= Available records =
[Start]
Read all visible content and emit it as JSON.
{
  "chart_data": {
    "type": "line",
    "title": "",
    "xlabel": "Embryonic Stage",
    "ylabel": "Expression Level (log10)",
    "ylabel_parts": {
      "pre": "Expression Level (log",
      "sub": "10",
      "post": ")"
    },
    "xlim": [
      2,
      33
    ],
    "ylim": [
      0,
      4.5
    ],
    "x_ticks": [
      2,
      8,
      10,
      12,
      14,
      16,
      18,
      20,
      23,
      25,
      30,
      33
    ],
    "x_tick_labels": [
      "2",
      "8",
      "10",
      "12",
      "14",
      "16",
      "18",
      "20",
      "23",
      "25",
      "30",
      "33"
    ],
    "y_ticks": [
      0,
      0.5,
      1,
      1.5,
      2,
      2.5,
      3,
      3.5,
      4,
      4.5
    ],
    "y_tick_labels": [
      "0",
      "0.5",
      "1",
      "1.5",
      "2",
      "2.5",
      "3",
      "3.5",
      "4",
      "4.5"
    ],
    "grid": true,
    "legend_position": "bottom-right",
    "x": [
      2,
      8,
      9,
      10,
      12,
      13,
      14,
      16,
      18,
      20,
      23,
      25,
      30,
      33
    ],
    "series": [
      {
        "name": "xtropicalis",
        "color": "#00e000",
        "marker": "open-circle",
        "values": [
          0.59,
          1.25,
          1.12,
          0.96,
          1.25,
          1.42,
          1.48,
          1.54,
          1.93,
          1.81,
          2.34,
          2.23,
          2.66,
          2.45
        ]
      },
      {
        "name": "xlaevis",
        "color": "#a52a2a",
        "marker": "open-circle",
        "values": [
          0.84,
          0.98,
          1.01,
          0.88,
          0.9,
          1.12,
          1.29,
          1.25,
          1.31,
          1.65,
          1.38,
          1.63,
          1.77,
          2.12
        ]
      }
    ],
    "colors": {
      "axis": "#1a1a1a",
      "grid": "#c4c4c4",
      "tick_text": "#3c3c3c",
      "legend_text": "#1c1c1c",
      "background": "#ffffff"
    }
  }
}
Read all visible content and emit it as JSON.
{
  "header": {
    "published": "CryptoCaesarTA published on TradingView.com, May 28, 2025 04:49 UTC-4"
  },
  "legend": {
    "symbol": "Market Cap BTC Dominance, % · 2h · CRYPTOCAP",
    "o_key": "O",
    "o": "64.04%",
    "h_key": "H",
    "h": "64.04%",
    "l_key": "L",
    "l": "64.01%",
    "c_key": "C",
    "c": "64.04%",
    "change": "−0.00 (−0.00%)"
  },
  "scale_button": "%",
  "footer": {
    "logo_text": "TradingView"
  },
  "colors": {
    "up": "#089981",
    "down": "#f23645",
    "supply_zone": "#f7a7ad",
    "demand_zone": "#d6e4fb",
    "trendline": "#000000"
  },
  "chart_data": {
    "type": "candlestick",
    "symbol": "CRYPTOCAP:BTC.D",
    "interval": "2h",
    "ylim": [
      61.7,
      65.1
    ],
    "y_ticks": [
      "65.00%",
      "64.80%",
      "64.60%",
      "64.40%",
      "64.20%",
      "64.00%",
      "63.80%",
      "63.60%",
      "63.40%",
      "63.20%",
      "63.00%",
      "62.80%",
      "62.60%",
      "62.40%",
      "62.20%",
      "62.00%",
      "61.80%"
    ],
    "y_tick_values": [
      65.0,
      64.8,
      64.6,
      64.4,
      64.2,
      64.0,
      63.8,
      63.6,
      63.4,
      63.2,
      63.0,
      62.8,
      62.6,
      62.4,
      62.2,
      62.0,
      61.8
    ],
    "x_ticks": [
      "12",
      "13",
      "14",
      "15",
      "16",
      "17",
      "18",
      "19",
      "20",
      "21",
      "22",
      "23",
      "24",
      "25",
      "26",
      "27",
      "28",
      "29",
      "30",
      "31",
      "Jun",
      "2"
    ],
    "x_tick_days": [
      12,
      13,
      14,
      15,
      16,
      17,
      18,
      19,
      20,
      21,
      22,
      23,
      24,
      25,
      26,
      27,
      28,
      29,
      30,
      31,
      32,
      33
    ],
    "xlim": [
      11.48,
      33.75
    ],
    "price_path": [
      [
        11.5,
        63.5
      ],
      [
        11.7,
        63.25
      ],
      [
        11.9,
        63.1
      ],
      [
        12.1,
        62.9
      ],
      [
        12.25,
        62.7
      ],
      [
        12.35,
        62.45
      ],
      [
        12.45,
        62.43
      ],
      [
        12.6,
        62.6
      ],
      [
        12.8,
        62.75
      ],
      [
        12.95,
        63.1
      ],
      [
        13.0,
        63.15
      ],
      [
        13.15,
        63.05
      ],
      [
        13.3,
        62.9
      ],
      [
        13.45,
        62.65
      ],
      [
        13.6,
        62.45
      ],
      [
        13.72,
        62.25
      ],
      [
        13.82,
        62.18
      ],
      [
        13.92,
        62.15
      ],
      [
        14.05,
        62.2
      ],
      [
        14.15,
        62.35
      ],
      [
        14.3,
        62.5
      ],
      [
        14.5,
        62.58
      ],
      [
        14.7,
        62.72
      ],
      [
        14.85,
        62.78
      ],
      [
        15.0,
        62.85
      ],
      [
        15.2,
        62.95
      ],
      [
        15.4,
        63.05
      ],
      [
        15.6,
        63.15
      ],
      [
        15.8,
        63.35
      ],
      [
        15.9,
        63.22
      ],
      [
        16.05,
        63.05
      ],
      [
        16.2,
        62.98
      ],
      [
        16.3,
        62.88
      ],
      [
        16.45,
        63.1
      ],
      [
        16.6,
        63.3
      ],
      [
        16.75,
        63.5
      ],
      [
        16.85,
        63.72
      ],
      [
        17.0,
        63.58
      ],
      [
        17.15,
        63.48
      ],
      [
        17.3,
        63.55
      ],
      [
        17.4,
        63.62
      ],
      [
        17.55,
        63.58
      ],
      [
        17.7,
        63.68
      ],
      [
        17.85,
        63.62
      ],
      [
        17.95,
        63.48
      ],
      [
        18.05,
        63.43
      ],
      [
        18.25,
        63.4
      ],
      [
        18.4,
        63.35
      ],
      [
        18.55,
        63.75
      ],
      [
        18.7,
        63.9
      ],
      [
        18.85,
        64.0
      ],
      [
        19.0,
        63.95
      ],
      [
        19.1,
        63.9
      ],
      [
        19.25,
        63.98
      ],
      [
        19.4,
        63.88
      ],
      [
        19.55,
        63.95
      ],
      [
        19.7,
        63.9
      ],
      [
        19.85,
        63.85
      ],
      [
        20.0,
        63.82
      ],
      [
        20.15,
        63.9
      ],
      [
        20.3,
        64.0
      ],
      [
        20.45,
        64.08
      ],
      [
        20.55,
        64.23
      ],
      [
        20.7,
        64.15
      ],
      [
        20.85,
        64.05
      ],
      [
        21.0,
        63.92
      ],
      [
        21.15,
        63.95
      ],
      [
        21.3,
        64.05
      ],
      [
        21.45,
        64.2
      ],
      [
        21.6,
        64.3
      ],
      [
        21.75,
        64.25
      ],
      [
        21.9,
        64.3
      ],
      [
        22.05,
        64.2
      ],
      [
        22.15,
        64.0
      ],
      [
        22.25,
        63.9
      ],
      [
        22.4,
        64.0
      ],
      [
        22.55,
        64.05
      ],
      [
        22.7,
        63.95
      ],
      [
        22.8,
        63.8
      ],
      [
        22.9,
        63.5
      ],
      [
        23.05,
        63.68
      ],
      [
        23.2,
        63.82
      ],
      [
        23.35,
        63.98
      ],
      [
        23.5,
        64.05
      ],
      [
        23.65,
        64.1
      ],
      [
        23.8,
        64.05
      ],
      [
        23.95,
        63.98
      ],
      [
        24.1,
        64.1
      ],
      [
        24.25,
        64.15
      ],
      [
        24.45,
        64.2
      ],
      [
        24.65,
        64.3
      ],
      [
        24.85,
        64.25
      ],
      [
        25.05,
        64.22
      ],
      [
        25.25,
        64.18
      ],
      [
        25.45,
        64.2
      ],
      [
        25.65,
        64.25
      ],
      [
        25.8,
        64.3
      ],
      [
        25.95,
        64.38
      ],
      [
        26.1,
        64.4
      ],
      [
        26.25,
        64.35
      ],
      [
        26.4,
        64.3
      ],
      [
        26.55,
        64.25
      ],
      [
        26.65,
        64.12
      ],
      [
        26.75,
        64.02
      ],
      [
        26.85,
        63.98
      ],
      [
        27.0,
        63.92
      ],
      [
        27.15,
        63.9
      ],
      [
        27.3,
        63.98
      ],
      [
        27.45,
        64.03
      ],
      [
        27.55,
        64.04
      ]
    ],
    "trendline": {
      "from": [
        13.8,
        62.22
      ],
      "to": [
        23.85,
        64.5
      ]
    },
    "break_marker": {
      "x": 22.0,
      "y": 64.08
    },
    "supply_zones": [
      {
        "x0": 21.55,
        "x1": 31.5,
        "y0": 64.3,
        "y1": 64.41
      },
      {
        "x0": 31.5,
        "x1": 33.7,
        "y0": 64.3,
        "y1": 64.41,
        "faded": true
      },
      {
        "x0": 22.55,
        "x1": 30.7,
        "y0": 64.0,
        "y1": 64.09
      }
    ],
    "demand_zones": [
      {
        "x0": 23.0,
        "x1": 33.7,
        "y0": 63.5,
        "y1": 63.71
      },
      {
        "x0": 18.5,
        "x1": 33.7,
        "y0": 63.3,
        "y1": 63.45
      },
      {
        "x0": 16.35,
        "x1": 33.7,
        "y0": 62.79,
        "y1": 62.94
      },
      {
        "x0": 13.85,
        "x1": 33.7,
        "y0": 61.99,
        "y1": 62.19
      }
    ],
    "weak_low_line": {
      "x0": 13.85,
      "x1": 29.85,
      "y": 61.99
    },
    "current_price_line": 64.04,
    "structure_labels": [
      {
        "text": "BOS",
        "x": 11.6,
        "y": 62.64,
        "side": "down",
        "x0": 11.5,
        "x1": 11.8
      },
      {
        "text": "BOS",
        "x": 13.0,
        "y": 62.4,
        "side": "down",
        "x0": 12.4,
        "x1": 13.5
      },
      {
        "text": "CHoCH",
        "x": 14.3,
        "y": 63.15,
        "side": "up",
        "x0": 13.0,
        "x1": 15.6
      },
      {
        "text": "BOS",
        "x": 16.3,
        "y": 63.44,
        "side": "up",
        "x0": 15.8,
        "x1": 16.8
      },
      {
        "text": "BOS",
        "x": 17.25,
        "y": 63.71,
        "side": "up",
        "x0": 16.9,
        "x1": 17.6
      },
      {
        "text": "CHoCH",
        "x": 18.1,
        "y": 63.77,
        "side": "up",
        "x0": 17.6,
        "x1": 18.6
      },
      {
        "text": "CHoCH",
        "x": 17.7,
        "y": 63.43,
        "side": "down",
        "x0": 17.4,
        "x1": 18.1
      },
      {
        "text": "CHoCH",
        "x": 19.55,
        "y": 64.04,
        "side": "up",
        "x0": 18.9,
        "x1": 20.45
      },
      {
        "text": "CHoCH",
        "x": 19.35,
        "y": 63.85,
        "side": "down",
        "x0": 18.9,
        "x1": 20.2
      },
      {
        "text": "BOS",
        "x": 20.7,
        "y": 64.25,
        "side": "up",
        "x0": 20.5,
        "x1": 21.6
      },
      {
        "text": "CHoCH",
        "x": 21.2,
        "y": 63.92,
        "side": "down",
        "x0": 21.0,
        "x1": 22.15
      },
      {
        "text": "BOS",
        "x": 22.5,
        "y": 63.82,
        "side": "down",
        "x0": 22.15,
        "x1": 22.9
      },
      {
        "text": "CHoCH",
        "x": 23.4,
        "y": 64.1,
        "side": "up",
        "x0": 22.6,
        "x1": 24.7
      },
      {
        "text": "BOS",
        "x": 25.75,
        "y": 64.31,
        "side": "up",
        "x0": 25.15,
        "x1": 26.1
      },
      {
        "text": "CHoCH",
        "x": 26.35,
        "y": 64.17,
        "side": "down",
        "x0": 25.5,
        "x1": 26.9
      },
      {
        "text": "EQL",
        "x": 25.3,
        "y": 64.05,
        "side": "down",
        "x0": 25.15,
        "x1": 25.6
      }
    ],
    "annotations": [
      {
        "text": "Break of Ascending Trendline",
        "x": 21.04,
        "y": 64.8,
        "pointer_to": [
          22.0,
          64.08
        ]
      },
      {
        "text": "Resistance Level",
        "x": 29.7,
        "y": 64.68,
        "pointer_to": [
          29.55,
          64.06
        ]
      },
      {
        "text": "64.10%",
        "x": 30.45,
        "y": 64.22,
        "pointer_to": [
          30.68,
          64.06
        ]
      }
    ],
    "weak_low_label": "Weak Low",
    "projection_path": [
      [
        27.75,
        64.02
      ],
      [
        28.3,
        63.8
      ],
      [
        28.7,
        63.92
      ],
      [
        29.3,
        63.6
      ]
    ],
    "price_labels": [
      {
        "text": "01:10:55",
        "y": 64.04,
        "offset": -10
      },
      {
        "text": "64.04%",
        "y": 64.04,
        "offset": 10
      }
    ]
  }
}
[End]
= Problem to work on =
Every line that holds the word "Level" should be extracted.

= Solution =
    "ylabel": "Expression Level (log10)",
      "pre": "Expression Level (log",
        "text": "Resistance Level",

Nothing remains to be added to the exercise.